◆ **WHAT THE TASK ASKS**: Examine the records and identify each line that includes the string "properly". Copy those lines.

[Dataset entries on figures]
'''
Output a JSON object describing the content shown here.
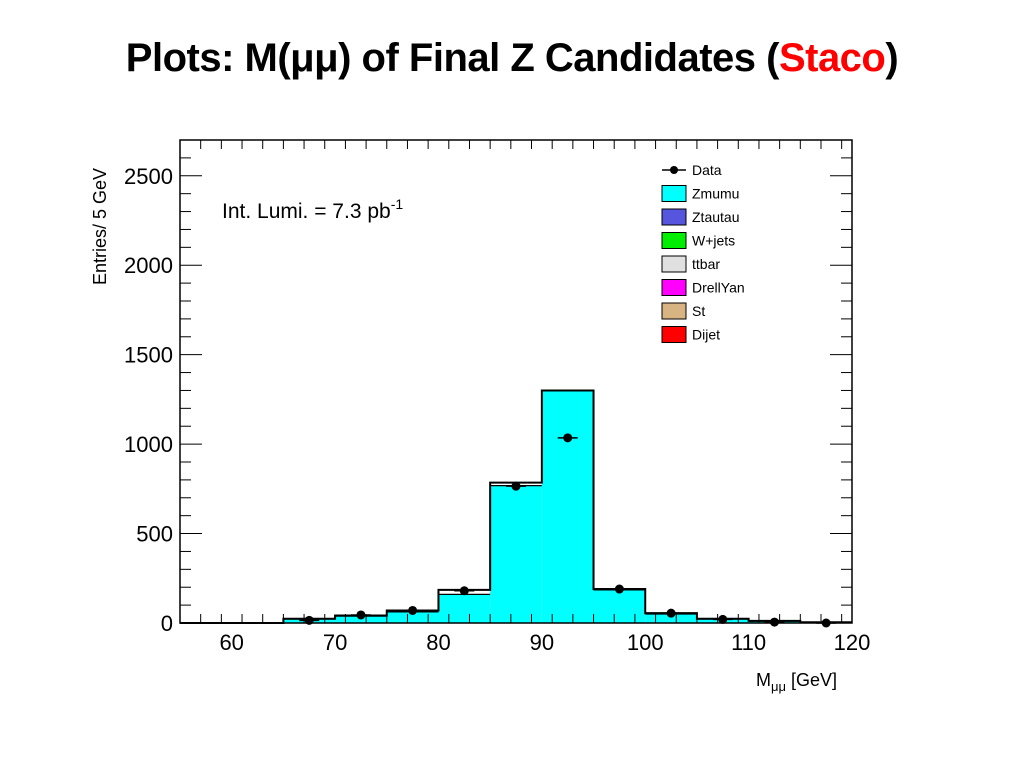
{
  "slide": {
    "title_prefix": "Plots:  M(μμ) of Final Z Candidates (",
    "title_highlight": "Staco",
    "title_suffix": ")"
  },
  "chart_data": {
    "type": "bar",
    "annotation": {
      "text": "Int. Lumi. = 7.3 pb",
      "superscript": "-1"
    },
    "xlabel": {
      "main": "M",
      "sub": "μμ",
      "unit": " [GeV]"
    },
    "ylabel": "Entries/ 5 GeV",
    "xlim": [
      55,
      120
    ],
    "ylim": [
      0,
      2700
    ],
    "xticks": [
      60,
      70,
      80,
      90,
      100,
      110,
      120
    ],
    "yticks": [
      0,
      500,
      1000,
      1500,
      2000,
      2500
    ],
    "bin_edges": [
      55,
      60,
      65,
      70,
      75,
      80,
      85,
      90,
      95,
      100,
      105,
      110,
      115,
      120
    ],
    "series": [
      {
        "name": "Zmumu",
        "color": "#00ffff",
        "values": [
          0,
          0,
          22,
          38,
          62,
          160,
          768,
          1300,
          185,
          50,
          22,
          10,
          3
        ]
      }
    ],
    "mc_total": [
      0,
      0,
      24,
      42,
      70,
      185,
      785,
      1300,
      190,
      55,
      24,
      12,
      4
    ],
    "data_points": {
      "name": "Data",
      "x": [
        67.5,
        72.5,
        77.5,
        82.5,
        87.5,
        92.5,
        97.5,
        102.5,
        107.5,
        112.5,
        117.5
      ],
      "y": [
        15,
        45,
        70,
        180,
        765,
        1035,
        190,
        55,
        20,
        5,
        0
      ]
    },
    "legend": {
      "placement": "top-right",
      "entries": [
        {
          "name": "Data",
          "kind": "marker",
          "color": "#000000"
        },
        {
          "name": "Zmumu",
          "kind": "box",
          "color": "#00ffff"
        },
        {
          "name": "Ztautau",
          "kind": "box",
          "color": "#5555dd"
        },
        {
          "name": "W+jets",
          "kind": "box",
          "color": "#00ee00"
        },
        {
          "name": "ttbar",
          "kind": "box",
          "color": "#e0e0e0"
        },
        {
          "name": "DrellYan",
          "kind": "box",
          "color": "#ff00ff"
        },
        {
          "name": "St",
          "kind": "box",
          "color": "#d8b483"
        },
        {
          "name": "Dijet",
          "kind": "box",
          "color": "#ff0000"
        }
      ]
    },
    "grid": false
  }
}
'''
'''
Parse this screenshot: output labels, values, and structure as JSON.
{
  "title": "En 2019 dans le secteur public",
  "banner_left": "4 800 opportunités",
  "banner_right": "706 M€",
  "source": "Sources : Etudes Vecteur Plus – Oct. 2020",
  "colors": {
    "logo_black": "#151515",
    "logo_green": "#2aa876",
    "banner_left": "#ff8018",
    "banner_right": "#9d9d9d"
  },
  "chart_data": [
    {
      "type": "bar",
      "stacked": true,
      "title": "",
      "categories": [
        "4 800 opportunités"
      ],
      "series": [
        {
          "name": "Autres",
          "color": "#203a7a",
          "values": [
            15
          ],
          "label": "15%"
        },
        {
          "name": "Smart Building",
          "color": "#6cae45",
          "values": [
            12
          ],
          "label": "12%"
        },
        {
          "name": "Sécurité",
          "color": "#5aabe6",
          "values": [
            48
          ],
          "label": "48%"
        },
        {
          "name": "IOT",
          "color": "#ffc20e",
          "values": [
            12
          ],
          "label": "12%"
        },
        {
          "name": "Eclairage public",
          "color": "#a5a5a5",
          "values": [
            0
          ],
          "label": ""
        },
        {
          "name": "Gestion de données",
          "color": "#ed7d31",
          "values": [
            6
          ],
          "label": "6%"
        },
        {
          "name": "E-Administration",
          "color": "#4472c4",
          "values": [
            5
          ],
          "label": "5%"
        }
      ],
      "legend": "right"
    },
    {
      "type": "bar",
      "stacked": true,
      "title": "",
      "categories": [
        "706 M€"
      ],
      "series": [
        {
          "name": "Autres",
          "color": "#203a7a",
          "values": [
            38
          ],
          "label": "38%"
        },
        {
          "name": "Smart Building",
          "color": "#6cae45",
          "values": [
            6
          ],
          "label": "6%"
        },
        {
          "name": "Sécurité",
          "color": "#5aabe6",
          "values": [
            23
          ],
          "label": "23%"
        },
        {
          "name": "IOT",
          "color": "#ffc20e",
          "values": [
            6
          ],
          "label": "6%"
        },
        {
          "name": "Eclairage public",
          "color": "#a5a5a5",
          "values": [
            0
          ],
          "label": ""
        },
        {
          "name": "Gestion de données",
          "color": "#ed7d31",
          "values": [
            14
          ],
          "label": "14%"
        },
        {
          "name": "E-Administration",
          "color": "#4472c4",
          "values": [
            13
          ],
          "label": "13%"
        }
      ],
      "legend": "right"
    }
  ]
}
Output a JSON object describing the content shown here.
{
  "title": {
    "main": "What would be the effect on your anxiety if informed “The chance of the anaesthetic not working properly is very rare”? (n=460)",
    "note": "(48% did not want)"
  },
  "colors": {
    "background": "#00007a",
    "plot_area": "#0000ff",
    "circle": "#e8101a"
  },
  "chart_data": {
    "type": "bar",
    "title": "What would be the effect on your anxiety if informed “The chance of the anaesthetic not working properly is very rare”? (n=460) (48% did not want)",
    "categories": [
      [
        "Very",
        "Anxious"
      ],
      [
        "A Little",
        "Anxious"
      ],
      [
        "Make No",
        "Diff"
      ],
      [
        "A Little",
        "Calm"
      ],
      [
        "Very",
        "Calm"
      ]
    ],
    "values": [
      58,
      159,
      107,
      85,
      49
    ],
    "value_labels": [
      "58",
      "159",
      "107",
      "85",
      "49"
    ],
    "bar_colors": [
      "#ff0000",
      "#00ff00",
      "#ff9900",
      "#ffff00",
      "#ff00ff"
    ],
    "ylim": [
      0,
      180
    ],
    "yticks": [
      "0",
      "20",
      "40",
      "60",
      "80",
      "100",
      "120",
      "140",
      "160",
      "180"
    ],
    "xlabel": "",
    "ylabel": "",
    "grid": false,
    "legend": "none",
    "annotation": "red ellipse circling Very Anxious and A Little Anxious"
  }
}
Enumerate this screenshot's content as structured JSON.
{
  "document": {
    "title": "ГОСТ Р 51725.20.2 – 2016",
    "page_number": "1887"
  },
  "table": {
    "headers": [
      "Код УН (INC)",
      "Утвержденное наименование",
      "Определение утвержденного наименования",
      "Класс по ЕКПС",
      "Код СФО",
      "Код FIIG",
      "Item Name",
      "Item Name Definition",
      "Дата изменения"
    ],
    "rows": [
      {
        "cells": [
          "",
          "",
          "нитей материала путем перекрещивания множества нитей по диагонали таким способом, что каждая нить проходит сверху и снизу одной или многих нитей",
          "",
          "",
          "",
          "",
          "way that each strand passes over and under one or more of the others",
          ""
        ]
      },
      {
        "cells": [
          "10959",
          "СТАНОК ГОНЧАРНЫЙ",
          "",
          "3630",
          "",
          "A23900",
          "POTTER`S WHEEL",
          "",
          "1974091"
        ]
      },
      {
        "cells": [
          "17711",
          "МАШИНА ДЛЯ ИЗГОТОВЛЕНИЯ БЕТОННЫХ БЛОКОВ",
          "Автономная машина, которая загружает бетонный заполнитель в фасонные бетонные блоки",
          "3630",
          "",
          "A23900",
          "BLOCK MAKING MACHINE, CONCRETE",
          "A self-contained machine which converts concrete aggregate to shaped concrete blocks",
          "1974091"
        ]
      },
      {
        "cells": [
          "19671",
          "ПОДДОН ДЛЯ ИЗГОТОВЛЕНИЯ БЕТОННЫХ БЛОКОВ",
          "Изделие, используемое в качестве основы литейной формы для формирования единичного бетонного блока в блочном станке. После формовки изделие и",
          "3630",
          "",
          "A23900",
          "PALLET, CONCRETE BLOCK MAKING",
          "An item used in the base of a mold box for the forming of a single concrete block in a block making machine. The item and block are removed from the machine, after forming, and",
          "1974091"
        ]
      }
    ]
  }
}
'''
◆ **SOLVED PROBLEM**:
    "main": "What would be the effect on your anxiety if informed “The chance of the anaesthetic not working properly is very rare”? (n=460)",
    "title": "What would be the effect on your anxiety if informed “The chance of the anaesthetic not working properly is very rare”? (n=460) (48% did not want)",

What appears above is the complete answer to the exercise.